● **Dataset entries**:
+++
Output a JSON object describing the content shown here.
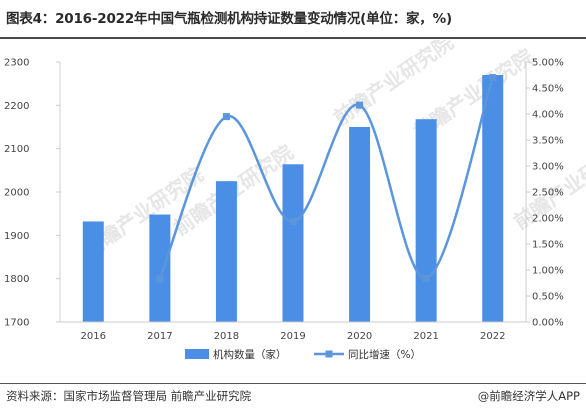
{
  "header": {
    "title": "图表4：2016-2022年中国气瓶检测机构持证数量变动情况(单位：家，%)"
  },
  "footer": {
    "source": "资料来源：国家市场监督管理局 前瞻产业研究院",
    "credit": "@前瞻经济学人APP"
  },
  "watermark": {
    "text": "前瞻产业研究院"
  },
  "colors": {
    "bar": "#4b8ee6",
    "line": "#5b95dc",
    "axis": "#cccccc"
  },
  "chart_data": {
    "type": "bar",
    "categories": [
      "2016",
      "2017",
      "2018",
      "2019",
      "2020",
      "2021",
      "2022"
    ],
    "series": [
      {
        "name": "机构数量（家）",
        "type": "bar",
        "axis": "left",
        "values": [
          1932,
          1948,
          2025,
          2064,
          2150,
          2168,
          2270
        ]
      },
      {
        "name": "同比增速（%）",
        "type": "line",
        "axis": "right",
        "values": [
          null,
          0.83,
          3.95,
          1.93,
          4.17,
          0.84,
          4.7
        ]
      }
    ],
    "y_left": {
      "min": 1700,
      "max": 2300,
      "ticks": [
        "1700",
        "1800",
        "1900",
        "2000",
        "2100",
        "2200",
        "2300"
      ]
    },
    "y_right": {
      "min": 0,
      "max": 5,
      "ticks": [
        "0.00%",
        "0.50%",
        "1.00%",
        "1.50%",
        "2.00%",
        "2.50%",
        "3.00%",
        "3.50%",
        "4.00%",
        "4.50%",
        "5.00%"
      ]
    },
    "grid": false,
    "legend": "bottom-center"
  }
}
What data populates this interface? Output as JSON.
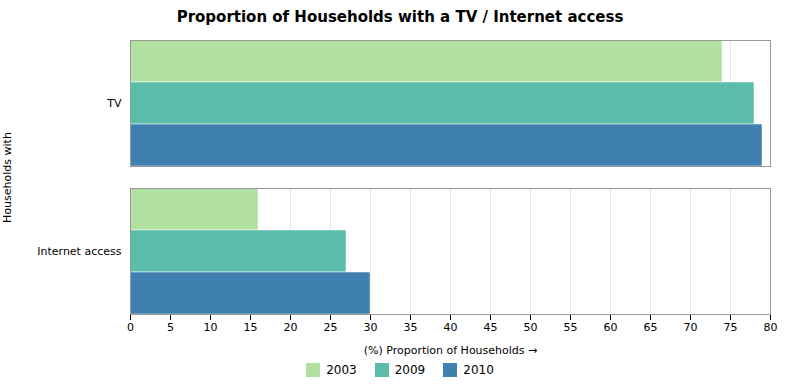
{
  "chart_data": {
    "type": "bar",
    "orientation": "horizontal",
    "title": "Proportion of Households with a TV / Internet access",
    "xlabel": "(%) Proportion of Households",
    "ylabel": "Households with",
    "categories": [
      "TV",
      "Internet access"
    ],
    "series": [
      {
        "name": "2003",
        "color": "#b2e0a0",
        "values": [
          74,
          16
        ]
      },
      {
        "name": "2009",
        "color": "#5bbcaa",
        "values": [
          78,
          27
        ]
      },
      {
        "name": "2010",
        "color": "#4080b0",
        "values": [
          79,
          30
        ]
      }
    ],
    "xlim": [
      0,
      80
    ],
    "xticks": [
      0,
      5,
      10,
      15,
      20,
      25,
      30,
      35,
      40,
      45,
      50,
      55,
      60,
      65,
      70,
      75,
      80
    ],
    "grid": true,
    "legend": "bottom"
  }
}
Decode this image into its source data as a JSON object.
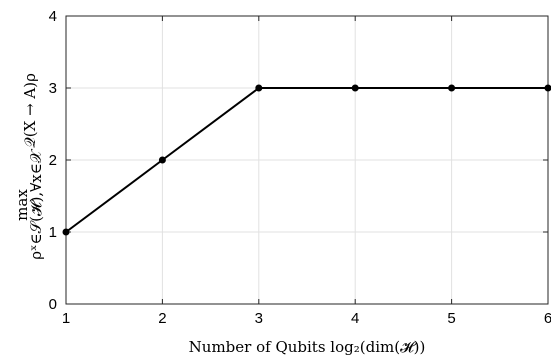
{
  "chart_data": {
    "type": "line",
    "x": [
      1,
      2,
      3,
      4,
      5,
      6
    ],
    "series": [
      {
        "values": [
          1,
          2,
          3,
          3,
          3,
          3
        ]
      }
    ],
    "xticks": [
      1,
      2,
      3,
      4,
      5,
      6
    ],
    "yticks": [
      0,
      1,
      2,
      3,
      4
    ],
    "xlim": [
      1,
      6
    ],
    "ylim": [
      0,
      4
    ],
    "xlabel": "Number of Qubits log₂(dim(𝓗))",
    "ylabel_main": "𝒬(X → A)ρ",
    "ylabel_max": "max",
    "ylabel_sub": "ρˣ∈𝒮(𝓗),∀x∈𝒳",
    "grid": true,
    "colors": {
      "line": "#000000",
      "grid": "#e1e1e1",
      "axis": "#262626"
    }
  }
}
+++
List all lines from the entries that include the word "access".

● **Finished answer**:
    "title": "Proportion of Households with a TV / Internet access",
      "Internet access"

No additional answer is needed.